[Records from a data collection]

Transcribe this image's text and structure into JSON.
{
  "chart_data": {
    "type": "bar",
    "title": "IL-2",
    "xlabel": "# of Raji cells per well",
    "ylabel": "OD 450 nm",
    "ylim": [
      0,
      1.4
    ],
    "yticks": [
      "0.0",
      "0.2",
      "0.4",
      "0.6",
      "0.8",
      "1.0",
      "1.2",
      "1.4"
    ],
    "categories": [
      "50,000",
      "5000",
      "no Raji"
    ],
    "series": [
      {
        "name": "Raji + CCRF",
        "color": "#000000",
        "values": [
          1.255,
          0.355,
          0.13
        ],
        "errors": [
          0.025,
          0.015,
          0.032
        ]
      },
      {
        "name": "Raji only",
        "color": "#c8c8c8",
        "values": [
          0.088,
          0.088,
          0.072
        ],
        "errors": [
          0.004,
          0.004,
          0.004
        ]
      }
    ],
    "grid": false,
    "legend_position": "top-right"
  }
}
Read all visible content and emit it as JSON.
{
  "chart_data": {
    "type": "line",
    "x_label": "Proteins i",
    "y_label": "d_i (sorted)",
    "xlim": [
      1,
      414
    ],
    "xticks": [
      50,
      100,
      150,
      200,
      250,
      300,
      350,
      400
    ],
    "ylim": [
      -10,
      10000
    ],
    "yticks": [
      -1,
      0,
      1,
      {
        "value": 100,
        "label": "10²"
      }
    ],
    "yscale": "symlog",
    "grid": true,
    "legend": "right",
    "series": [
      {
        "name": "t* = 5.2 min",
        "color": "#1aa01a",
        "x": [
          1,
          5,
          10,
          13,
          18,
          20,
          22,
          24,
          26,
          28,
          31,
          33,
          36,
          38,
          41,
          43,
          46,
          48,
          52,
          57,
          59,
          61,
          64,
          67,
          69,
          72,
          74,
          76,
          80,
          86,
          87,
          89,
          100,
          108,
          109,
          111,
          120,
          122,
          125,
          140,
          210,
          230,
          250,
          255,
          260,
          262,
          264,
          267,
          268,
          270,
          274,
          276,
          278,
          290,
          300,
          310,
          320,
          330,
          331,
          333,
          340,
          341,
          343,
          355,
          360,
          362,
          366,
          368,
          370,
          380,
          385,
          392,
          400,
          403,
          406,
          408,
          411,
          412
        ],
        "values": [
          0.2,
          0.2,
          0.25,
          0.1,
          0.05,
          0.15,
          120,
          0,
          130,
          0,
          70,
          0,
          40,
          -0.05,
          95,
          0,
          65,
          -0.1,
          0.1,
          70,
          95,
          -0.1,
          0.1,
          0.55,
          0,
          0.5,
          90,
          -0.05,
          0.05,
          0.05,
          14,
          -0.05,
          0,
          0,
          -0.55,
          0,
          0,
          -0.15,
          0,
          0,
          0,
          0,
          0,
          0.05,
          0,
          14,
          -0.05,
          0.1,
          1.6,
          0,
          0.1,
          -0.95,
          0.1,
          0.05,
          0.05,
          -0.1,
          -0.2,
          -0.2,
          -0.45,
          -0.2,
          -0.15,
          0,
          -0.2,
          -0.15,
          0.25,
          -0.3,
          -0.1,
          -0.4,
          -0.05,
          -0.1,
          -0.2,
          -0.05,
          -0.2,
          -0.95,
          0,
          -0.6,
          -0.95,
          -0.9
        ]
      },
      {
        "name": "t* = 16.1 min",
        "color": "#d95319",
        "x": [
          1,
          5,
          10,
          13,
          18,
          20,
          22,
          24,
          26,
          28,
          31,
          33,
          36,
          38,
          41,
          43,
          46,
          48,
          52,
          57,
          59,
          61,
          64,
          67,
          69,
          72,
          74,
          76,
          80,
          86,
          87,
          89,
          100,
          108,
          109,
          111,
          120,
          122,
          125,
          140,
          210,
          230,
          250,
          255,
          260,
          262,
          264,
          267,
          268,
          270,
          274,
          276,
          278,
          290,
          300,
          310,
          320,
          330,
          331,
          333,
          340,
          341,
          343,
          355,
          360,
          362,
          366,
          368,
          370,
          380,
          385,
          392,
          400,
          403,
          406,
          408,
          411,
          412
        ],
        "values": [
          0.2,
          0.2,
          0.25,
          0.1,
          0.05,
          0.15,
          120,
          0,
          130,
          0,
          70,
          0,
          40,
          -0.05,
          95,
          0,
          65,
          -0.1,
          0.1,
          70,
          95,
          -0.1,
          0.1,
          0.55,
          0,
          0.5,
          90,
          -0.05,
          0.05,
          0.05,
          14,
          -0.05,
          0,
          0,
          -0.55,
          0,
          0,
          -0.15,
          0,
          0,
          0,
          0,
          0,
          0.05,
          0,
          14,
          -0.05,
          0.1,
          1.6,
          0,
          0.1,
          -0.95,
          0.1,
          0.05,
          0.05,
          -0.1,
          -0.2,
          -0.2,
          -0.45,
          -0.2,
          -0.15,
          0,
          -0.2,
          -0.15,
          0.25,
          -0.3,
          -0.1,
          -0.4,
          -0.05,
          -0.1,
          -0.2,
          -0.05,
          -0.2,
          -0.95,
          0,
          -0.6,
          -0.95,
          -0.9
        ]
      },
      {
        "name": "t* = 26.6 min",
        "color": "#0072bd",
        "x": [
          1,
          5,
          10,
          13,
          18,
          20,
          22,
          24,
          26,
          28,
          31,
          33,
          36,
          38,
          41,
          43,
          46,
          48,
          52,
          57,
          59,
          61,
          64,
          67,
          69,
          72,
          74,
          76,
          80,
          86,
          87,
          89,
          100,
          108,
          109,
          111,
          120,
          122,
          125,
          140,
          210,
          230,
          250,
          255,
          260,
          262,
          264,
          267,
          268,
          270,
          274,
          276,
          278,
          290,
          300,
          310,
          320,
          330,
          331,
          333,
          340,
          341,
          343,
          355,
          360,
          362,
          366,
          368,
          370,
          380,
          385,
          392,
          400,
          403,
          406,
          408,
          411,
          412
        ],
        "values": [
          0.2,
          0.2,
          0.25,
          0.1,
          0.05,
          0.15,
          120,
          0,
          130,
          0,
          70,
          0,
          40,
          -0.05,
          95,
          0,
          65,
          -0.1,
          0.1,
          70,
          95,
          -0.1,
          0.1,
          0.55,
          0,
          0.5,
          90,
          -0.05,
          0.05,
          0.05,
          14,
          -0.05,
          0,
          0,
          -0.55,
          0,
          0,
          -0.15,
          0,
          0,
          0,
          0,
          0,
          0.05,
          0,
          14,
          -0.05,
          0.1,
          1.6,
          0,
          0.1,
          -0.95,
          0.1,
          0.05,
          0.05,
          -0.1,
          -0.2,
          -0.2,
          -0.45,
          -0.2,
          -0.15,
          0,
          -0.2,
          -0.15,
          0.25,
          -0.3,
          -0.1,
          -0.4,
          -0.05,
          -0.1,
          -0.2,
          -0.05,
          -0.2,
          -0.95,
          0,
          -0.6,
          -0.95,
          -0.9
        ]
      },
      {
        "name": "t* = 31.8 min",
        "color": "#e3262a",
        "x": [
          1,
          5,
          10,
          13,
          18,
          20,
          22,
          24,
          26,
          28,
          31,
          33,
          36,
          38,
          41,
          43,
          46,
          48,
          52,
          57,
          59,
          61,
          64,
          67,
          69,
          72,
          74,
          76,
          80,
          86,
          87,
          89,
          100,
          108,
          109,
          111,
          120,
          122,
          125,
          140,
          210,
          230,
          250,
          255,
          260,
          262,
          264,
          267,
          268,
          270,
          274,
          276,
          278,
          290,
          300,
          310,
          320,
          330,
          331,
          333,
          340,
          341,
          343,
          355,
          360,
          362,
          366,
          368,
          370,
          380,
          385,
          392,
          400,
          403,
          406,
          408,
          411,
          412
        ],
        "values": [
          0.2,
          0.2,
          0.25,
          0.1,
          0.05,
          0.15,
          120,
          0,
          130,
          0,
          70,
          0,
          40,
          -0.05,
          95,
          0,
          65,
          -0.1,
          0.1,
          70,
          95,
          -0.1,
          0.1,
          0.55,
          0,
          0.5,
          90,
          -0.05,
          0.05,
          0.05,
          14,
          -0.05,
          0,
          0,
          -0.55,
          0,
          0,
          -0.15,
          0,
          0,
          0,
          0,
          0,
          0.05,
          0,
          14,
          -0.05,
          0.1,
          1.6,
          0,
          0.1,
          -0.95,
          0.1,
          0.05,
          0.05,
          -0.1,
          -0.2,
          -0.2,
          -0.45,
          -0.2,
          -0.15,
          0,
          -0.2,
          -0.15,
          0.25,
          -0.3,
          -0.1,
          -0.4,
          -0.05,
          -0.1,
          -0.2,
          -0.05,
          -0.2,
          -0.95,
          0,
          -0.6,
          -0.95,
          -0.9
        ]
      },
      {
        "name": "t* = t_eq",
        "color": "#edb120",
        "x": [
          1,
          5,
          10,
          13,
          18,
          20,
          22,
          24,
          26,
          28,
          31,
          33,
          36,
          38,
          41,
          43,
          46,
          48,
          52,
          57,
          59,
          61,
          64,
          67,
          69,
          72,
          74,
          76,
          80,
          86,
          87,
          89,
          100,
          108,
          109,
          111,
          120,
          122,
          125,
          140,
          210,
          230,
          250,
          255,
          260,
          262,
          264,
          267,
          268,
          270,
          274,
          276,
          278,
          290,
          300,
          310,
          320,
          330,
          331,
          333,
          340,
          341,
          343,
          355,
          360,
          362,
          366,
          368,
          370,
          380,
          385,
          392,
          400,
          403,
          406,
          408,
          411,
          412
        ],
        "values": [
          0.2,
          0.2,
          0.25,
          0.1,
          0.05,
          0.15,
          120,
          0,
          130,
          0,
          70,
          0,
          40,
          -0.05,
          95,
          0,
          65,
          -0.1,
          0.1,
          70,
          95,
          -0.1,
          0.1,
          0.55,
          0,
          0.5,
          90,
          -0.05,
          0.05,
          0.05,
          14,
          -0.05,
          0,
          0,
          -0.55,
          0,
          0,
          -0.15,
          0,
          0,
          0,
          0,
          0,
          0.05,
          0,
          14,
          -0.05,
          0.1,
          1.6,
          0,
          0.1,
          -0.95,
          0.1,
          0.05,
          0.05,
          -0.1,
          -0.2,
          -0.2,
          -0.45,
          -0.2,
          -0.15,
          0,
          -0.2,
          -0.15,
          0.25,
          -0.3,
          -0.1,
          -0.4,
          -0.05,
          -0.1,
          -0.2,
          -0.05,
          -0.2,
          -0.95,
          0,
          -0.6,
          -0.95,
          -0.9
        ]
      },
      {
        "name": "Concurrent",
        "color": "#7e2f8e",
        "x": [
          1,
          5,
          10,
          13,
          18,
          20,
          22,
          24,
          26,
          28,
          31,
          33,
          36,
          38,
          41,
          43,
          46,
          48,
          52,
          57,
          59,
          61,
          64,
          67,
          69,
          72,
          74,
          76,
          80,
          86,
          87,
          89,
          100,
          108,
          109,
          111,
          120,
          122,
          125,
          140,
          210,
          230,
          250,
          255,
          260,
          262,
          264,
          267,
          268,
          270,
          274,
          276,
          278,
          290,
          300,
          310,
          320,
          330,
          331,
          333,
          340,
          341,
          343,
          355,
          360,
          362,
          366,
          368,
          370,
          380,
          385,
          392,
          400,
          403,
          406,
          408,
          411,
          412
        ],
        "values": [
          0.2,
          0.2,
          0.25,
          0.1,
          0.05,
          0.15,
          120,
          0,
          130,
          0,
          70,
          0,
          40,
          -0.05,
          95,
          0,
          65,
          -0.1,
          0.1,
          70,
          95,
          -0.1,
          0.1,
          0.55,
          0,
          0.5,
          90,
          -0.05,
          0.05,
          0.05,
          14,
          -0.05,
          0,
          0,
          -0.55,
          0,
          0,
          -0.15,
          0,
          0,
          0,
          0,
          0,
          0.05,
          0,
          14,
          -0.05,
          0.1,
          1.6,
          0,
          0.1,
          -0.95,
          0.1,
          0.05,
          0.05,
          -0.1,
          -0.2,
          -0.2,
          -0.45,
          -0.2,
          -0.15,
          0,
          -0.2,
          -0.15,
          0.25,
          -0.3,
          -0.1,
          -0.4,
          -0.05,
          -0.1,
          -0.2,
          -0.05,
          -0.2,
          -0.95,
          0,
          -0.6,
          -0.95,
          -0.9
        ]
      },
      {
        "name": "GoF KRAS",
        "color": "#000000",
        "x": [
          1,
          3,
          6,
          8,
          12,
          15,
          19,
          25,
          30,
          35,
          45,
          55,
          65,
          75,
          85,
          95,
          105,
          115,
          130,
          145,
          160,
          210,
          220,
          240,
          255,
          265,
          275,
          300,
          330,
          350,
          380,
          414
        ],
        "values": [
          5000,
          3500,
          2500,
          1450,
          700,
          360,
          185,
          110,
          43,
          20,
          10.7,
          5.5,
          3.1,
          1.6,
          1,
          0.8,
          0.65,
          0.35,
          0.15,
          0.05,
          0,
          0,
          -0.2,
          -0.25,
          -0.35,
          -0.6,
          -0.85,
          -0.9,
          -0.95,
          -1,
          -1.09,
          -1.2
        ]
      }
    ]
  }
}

- _Try it_:
Above are some records. Copy each of their lines that holds the string "Raji".

- _The completed task_:
    "xlabel": "# of Raji cells per well",
      "no Raji"
        "name": "Raji + CCRF",
        "name": "Raji only",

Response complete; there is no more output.